◆ Directive
Transcribe the full listing below exactly.

=======

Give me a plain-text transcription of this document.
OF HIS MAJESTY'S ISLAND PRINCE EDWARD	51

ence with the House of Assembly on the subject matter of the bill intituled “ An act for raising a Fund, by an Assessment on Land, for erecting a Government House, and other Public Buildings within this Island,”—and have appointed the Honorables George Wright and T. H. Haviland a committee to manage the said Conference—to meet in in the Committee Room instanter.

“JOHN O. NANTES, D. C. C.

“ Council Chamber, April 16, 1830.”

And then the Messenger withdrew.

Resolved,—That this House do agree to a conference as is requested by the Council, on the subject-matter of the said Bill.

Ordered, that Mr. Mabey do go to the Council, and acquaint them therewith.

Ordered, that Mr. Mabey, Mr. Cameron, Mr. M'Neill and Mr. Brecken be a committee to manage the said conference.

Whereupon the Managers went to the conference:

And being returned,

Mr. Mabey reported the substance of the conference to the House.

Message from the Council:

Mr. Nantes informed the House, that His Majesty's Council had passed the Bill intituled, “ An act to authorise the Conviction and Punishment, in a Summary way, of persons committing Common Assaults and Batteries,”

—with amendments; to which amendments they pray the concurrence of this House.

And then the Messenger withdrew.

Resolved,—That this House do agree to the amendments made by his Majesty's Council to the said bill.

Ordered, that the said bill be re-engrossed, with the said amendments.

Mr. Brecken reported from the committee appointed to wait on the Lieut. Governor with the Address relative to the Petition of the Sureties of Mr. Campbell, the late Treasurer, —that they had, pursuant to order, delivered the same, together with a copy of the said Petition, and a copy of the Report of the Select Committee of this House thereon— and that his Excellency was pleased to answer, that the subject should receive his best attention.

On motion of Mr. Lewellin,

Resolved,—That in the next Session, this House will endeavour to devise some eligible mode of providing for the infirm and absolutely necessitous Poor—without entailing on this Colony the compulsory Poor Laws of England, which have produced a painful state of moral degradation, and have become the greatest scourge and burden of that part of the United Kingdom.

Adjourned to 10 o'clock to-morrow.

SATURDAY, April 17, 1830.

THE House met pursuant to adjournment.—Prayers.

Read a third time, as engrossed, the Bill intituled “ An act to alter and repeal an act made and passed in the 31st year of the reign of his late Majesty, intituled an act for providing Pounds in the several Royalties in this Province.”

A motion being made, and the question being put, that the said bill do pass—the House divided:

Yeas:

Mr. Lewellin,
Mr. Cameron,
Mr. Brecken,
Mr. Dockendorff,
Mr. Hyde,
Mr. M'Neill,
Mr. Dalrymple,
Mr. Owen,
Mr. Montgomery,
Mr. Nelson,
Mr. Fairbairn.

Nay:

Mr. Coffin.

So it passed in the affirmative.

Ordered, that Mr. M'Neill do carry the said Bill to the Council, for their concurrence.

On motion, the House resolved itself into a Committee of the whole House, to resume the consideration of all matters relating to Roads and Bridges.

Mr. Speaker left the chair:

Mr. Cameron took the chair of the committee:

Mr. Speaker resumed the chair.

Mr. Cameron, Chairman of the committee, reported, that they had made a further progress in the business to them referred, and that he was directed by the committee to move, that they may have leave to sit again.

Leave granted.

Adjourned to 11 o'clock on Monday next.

=======

◆ Completed task
Give me a plain-text transcription of this document.
OF HIS MAJESTY'S ISLAND PRINCE EDWARD	51

ence with the House of Assembly on the subject matter of the bill intituled “ An act for raising a Fund, by an Assessment on Land, for erecting a Government House, and other Public Buildings within this Island,”—and have appointed the Honorables George Wright and T. H. Haviland a committee to manage the said Conference—to meet in in the Committee Room instanter.

“JOHN O. NANTES, D. C. C.

“ Council Chamber, April 16, 1830.”

And then the Messenger withdrew.

Resolved,—That this House do agree to a conference as is requested by the Council, on the subject-matter of the said Bill.

Ordered, that Mr. Mabey do go to the Council, and acquaint them therewith.

Ordered, that Mr. Mabey, Mr. Cameron, Mr. M'Neill and Mr. Brecken be a committee to manage the said conference.

Whereupon the Managers went to the conference:

And being returned,

Mr. Mabey reported the substance of the conference to the House.

Message from the Council:

Mr. Nantes informed the House, that His Majesty's Council had passed the Bill intituled, “ An act to authorise the Conviction and Punishment, in a Summary way, of persons committing Common Assaults and Batteries,”

—with amendments; to which amendments they pray the concurrence of this House.

And then the Messenger withdrew.

Resolved,—That this House do agree to the amendments made by his Majesty's Council to the said bill.

Ordered, that the said bill be re-engrossed, with the said amendments.

Mr. Brecken reported from the committee appointed to wait on the Lieut. Governor with the Address relative to the Petition of the Sureties of Mr. Campbell, the late Treasurer, —that they had, pursuant to order, delivered the same, together with a copy of the said Petition, and a copy of the Report of the Select Committee of this House thereon— and that his Excellency was pleased to answer, that the subject should receive his best attention.

On motion of Mr. Lewellin,

Resolved,—That in the next Session, this House will endeavour to devise some eligible mode of providing for the infirm and absolutely necessitous Poor—without entailing on this Colony the compulsory Poor Laws of England, which have produced a painful state of moral degradation, and have become the greatest scourge and burden of that part of the United Kingdom.

Adjourned to 10 o'clock to-morrow.

SATURDAY, April 17, 1830.

THE House met pursuant to adjournment.—Prayers.

Read a third time, as engrossed, the Bill intituled “ An act to alter and repeal an act made and passed in the 31st year of the reign of his late Majesty, intituled an act for providing Pounds in the several Royalties in this Province.”

A motion being made, and the question being put, that the said bill do pass—the House divided:

Yeas:

Mr. Lewellin,
Mr. Cameron,
Mr. Brecken,
Mr. Dockendorff,
Mr. Hyde,
Mr. M'Neill,
Mr. Dalrymple,
Mr. Owen,
Mr. Montgomery,
Mr. Nelson,
Mr. Fairbairn.

Nay:

Mr. Coffin.

So it passed in the affirmative.

Ordered, that Mr. M'Neill do carry the said Bill to the Council, for their concurrence.

On motion, the House resolved itself into a Committee of the whole House, to resume the consideration of all matters relating to Roads and Bridges.

Mr. Speaker left the chair:

Mr. Cameron took the chair of the committee:

Mr. Speaker resumed the chair.

Mr. Cameron, Chairman of the committee, reported, that they had made a further progress in the business to them referred, and that he was directed by the committee to move, that they may have leave to sit again.

Leave granted.

Adjourned to 11 o'clock on Monday next.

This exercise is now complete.